==== RECORD EXTRACTS

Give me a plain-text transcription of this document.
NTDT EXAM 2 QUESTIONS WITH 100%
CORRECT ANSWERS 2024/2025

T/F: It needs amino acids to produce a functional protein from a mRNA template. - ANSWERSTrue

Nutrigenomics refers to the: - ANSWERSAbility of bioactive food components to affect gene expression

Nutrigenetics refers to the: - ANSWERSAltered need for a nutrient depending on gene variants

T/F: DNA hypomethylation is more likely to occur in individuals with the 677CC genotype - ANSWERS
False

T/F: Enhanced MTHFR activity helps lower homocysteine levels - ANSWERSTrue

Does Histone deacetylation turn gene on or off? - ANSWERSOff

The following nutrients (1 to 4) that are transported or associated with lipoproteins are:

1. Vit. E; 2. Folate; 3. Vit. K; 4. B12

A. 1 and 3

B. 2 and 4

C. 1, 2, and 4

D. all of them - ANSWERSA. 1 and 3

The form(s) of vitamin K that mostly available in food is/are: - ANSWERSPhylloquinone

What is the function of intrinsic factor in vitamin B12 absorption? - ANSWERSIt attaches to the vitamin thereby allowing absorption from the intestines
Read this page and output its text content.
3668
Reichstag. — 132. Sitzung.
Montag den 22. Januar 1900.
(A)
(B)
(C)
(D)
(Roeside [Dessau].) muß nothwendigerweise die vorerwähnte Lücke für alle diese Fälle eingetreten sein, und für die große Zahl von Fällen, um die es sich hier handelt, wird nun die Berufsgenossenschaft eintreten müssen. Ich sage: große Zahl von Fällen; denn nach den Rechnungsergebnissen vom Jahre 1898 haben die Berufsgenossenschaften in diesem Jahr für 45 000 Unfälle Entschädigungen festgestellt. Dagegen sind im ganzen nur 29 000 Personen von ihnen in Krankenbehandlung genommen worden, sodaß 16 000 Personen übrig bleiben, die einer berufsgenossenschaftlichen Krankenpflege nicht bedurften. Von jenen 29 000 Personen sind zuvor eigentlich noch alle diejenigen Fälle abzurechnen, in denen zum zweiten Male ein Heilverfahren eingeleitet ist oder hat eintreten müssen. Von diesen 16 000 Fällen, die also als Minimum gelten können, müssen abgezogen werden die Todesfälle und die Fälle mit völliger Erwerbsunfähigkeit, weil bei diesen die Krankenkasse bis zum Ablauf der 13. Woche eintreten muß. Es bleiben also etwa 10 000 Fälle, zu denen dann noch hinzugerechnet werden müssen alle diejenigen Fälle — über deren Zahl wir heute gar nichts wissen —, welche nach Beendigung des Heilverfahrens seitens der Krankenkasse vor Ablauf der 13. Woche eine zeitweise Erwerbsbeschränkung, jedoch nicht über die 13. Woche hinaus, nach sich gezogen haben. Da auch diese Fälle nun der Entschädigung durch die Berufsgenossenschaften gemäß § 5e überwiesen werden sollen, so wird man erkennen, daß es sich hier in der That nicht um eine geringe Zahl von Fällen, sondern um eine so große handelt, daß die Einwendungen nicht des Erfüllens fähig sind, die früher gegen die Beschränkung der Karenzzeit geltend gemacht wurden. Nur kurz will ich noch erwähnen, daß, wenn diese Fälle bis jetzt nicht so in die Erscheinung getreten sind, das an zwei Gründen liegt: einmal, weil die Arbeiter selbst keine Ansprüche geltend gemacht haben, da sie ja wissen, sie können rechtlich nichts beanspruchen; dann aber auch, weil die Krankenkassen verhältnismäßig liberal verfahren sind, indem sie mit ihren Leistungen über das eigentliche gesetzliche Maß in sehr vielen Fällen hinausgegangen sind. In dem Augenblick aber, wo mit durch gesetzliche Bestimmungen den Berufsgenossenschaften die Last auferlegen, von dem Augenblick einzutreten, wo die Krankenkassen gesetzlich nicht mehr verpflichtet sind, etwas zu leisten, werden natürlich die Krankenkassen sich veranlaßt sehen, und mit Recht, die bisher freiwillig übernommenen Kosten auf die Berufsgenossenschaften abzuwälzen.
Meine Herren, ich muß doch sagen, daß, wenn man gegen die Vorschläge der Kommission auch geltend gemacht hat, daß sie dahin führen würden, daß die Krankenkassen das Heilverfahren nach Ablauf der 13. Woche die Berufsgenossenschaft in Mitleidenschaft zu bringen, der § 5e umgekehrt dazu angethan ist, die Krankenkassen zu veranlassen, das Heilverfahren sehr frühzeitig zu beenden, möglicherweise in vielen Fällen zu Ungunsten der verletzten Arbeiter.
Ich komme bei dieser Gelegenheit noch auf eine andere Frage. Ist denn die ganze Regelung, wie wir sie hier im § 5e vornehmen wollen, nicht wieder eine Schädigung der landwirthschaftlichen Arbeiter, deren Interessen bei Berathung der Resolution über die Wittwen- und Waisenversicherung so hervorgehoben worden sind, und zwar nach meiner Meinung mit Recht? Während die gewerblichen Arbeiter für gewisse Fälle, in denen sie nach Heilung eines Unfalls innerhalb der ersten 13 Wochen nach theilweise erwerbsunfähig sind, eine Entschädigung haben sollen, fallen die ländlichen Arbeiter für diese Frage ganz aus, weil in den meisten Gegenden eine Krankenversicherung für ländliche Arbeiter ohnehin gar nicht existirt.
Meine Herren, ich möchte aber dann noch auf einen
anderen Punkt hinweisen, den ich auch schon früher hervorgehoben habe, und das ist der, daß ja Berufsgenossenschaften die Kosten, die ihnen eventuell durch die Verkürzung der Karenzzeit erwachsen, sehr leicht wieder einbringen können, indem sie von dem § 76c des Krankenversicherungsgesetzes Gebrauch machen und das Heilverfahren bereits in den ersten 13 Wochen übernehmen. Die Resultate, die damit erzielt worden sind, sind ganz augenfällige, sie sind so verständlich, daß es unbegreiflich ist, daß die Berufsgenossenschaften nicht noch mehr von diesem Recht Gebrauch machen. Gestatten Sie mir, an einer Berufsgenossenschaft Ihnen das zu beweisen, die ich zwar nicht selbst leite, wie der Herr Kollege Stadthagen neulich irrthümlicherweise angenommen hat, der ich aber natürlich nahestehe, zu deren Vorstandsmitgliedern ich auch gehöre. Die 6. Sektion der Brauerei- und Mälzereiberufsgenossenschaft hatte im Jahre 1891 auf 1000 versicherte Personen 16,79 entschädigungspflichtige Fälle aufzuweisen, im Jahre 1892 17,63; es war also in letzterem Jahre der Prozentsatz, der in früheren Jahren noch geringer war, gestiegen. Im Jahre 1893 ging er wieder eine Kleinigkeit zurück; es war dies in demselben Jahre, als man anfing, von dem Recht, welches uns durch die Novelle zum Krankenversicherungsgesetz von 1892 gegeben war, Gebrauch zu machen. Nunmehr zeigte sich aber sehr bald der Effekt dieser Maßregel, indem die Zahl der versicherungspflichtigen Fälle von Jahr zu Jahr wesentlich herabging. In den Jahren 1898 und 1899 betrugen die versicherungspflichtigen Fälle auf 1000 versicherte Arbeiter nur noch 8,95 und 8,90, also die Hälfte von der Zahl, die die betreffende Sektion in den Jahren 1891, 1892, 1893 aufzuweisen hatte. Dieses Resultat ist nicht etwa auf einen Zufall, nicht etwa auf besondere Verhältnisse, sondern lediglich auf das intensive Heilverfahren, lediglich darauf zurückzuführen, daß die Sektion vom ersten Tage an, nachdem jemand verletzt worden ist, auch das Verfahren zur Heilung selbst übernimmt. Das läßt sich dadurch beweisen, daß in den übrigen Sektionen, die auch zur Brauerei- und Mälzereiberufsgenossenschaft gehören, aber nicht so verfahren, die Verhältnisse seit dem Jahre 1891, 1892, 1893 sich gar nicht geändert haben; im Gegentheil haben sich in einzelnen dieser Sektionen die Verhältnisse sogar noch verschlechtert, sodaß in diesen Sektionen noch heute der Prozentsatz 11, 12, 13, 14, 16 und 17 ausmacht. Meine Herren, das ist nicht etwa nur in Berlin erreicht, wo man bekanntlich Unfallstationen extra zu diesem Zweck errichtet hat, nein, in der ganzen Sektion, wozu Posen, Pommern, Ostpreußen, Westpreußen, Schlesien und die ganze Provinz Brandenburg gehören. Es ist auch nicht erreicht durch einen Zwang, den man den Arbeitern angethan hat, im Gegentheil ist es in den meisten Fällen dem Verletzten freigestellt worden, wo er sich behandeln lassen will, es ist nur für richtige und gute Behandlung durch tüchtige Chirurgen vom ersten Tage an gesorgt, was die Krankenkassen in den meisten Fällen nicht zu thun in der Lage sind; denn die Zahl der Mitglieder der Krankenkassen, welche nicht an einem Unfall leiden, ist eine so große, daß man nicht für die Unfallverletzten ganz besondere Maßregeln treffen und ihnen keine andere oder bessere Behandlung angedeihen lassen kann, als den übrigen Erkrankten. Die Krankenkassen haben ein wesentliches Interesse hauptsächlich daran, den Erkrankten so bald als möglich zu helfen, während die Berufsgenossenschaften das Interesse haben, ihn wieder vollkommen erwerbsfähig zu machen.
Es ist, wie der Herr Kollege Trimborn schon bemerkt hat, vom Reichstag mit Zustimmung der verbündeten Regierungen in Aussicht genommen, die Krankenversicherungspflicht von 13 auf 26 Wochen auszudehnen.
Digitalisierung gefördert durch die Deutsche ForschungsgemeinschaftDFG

========

Read the entries and show each line that mentions "from".

- [RESPONSE BOX]
T/F: It needs amino acids to produce a functional protein from a mRNA template. - ANSWERSTrue
What is the function of intrinsic factor in vitamin B12 absorption? - ANSWERSIt attaches to the vitamin thereby allowing absorption from the intestines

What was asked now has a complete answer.